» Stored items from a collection
■ ■ ■

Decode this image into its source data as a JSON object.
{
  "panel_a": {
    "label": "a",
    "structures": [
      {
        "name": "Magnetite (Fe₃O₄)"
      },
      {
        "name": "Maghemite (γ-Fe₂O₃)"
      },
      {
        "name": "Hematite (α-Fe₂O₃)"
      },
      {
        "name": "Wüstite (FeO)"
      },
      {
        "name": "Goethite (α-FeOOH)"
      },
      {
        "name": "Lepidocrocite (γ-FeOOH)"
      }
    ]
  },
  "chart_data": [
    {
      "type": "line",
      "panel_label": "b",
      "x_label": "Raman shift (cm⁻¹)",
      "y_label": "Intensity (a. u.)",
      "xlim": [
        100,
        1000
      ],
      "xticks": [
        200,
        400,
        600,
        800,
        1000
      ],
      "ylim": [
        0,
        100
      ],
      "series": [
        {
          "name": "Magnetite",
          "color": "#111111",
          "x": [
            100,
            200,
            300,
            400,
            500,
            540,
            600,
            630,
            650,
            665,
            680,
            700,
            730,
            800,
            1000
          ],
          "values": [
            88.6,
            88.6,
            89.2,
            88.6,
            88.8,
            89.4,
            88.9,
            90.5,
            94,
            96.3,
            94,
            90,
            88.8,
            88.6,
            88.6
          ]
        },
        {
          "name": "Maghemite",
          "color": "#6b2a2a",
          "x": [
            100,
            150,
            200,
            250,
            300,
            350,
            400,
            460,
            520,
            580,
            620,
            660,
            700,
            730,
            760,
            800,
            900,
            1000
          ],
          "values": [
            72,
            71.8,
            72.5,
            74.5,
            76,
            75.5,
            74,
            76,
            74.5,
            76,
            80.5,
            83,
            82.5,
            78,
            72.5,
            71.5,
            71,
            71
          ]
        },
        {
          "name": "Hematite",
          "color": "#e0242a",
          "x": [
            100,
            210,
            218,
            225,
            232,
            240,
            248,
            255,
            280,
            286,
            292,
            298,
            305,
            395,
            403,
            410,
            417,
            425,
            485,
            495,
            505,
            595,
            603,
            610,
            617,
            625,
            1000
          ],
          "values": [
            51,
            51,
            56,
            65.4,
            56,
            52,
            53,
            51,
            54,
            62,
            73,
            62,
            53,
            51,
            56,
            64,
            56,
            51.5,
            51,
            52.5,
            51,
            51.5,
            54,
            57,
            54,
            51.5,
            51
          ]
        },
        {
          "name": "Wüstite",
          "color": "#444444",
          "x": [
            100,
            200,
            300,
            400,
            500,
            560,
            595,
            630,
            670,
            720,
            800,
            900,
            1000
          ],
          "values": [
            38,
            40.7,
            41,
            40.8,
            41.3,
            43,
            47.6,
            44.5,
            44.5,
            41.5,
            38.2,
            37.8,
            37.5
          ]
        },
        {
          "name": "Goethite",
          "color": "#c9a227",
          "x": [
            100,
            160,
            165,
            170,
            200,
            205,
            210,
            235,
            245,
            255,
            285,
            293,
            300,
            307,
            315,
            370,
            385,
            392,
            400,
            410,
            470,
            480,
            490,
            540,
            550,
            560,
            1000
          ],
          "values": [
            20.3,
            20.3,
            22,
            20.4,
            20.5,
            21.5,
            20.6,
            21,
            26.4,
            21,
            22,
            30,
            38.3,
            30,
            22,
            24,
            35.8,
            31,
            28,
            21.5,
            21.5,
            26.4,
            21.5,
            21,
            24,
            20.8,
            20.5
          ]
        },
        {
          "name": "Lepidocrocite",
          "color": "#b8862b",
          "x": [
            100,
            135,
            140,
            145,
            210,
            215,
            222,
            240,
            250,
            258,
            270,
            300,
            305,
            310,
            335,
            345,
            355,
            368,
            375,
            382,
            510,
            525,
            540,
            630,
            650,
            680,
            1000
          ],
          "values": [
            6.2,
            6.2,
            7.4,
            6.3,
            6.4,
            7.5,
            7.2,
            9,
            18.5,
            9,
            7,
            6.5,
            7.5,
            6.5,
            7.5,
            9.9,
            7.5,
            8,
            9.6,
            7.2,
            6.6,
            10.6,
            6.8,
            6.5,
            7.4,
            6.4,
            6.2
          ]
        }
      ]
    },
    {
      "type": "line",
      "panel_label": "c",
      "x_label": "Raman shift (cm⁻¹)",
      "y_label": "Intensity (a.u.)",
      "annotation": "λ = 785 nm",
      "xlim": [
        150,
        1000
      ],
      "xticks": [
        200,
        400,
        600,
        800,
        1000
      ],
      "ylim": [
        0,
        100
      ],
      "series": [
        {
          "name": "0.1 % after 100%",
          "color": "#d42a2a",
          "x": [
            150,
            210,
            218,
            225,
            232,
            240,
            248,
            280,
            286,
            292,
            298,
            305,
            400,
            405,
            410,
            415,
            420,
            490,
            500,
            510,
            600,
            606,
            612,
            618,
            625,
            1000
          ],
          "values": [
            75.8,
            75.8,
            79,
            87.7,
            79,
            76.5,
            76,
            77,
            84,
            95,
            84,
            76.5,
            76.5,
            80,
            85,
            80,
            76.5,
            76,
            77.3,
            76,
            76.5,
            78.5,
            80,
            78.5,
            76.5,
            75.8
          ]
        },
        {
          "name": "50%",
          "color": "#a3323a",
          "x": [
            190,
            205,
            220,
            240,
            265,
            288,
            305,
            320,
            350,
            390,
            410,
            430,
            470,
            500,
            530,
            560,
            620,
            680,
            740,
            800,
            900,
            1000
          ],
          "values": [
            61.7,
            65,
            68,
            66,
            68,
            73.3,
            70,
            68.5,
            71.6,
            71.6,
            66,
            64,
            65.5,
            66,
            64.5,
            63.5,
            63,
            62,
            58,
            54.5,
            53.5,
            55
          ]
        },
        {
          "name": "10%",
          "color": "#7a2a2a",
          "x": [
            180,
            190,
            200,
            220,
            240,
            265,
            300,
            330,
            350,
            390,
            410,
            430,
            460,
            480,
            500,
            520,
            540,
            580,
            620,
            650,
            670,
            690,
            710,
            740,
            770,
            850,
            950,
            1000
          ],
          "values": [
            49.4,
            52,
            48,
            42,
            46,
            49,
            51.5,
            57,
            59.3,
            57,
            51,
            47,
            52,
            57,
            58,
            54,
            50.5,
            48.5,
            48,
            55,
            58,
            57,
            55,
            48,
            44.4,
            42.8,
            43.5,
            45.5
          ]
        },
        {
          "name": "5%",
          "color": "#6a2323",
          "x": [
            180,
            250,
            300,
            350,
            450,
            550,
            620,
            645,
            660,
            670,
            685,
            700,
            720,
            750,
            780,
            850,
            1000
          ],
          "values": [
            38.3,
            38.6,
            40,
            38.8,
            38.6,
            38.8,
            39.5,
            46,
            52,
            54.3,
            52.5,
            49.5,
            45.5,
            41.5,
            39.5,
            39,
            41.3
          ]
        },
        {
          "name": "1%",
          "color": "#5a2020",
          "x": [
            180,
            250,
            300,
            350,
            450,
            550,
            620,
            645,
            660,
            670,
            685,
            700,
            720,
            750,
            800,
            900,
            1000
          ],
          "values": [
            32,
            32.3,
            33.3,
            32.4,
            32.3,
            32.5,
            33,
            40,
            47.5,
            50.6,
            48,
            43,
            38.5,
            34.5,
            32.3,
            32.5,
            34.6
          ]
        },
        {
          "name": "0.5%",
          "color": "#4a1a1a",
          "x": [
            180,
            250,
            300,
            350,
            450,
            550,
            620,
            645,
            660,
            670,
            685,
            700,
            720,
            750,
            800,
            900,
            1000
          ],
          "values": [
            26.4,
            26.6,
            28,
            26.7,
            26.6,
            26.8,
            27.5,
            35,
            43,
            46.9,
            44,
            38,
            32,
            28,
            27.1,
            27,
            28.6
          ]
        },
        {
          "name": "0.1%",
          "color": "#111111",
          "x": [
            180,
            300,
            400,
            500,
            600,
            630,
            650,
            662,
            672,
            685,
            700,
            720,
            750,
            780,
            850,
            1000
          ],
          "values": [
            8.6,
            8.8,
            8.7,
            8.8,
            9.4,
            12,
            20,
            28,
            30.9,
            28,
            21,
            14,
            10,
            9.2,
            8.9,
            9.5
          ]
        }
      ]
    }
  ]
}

■ ■ ■

Above are entries; state the number of lines among them that contain "FeOOH", and nothing else.

» Answer to the task
2